[Saved data entries]
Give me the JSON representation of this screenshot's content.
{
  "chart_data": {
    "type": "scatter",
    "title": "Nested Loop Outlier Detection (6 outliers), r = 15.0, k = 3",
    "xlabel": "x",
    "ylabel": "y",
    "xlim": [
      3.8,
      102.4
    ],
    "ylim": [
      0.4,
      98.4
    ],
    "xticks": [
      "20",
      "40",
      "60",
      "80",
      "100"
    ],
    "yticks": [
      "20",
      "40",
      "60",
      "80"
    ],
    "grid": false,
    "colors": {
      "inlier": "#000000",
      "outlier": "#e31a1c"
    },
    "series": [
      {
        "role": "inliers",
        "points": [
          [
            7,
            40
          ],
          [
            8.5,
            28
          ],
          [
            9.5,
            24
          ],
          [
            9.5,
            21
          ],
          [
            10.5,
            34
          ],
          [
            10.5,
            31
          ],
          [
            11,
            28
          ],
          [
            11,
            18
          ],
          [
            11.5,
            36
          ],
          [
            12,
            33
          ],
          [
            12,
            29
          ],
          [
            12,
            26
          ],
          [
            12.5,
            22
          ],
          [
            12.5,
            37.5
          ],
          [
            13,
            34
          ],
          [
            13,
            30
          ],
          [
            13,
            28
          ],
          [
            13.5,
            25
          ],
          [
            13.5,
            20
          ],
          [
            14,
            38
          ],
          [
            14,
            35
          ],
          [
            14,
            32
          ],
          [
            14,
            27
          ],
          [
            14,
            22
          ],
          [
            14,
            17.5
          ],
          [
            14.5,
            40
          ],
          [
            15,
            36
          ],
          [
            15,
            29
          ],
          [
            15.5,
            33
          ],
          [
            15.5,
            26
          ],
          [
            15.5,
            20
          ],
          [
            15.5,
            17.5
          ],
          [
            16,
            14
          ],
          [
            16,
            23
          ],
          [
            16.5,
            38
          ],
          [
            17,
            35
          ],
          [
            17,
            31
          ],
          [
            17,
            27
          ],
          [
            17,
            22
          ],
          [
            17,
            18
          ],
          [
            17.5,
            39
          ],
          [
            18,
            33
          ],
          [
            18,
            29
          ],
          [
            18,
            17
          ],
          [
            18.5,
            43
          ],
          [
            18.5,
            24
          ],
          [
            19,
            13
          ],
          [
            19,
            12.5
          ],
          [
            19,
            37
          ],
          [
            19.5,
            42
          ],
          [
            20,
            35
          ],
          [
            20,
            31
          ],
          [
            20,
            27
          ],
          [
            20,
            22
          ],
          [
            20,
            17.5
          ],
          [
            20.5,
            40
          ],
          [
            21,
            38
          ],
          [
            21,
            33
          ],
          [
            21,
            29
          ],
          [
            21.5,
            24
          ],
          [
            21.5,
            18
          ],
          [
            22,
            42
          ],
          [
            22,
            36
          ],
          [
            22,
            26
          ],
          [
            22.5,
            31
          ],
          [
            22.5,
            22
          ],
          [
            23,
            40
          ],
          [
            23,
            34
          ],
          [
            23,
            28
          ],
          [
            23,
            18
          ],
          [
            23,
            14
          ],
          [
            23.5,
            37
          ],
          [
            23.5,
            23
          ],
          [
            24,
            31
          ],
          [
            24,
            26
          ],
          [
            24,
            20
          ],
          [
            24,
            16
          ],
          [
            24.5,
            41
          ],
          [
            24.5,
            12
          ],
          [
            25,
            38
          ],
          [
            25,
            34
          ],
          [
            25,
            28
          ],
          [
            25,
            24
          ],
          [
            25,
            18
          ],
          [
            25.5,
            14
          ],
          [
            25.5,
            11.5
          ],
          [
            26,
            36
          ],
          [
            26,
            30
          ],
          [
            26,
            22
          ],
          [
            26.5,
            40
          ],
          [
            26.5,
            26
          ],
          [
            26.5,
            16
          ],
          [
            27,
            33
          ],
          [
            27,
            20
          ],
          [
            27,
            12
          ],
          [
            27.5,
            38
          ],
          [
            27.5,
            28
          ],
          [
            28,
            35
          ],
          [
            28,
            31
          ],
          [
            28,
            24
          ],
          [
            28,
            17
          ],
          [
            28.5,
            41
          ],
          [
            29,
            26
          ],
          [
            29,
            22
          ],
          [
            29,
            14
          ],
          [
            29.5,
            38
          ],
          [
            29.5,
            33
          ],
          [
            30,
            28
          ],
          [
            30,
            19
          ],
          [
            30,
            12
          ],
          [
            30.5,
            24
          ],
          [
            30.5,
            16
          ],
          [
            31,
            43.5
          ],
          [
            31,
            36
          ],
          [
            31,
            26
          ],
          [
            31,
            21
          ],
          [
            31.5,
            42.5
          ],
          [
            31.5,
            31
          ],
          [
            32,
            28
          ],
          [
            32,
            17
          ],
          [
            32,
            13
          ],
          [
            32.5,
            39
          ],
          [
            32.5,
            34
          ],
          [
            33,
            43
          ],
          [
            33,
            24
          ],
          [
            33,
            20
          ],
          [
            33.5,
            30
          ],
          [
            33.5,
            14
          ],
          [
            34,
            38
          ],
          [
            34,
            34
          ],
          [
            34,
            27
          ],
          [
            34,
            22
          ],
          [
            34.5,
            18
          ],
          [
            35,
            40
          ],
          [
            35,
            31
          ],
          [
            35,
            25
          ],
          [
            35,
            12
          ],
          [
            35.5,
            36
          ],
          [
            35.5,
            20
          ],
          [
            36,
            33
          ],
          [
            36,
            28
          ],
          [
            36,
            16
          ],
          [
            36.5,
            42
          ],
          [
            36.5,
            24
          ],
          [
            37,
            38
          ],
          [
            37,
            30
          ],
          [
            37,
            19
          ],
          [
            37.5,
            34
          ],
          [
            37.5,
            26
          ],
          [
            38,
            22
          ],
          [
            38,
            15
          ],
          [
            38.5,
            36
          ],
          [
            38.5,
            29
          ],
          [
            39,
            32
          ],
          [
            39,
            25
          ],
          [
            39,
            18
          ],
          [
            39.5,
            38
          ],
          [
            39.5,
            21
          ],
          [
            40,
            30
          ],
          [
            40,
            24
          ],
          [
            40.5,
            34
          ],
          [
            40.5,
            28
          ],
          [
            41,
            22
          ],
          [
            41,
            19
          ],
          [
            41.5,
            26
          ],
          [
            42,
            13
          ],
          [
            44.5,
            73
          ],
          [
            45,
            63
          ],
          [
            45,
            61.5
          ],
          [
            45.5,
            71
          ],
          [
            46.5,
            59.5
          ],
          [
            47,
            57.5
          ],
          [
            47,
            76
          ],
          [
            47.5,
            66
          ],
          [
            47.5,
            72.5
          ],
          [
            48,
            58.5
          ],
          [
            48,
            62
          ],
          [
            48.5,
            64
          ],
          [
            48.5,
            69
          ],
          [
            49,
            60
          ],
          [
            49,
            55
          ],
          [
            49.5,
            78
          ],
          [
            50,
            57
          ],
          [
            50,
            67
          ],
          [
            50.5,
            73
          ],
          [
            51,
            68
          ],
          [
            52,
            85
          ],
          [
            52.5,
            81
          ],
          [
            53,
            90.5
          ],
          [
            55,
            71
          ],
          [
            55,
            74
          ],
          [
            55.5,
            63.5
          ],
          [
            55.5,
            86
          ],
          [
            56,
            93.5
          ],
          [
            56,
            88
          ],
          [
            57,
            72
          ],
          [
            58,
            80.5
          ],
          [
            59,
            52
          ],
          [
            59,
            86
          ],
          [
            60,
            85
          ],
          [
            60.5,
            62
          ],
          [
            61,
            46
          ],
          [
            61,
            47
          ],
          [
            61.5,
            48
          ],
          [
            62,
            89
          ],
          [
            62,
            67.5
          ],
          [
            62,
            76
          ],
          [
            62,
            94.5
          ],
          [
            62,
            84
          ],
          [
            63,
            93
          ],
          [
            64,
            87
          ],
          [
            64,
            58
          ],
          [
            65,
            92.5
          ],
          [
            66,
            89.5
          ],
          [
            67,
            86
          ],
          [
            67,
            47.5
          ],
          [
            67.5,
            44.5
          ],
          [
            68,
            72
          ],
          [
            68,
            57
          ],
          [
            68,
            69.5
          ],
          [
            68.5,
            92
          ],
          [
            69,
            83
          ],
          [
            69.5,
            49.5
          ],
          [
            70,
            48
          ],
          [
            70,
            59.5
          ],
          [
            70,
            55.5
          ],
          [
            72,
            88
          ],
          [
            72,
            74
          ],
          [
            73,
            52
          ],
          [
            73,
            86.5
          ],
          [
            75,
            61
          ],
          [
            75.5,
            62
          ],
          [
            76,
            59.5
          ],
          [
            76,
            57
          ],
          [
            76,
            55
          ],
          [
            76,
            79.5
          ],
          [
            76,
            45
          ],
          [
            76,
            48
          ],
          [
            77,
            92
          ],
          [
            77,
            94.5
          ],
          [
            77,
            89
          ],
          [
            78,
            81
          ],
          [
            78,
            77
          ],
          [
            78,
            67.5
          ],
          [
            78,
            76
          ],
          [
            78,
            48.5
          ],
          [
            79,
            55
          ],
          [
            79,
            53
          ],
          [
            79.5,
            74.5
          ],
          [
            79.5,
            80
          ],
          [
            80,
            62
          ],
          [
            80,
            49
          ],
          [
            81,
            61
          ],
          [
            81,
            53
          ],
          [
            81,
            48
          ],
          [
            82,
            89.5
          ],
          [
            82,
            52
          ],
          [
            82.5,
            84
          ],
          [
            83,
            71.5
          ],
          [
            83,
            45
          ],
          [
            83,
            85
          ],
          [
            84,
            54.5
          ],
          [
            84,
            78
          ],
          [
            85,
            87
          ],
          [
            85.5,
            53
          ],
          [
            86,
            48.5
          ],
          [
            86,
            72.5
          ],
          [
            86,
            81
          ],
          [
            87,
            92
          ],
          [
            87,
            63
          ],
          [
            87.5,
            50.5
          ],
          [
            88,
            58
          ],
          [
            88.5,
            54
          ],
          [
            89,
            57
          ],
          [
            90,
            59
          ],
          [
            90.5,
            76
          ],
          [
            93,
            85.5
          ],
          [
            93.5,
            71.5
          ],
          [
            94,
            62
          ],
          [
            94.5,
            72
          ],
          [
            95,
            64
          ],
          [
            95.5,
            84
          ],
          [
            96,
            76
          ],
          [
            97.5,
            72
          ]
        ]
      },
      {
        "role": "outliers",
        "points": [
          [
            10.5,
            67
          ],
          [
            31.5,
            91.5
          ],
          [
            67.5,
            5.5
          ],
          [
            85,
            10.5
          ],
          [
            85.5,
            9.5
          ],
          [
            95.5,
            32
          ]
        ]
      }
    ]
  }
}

--- Problem details ---
Look over the listing above. Pick out and copy every line that includes "outliers".

--- Solution to this exercise ---
    "title": "Nested Loop Outlier Detection (6 outliers), r = 15.0, k = 3",
        "role": "outliers",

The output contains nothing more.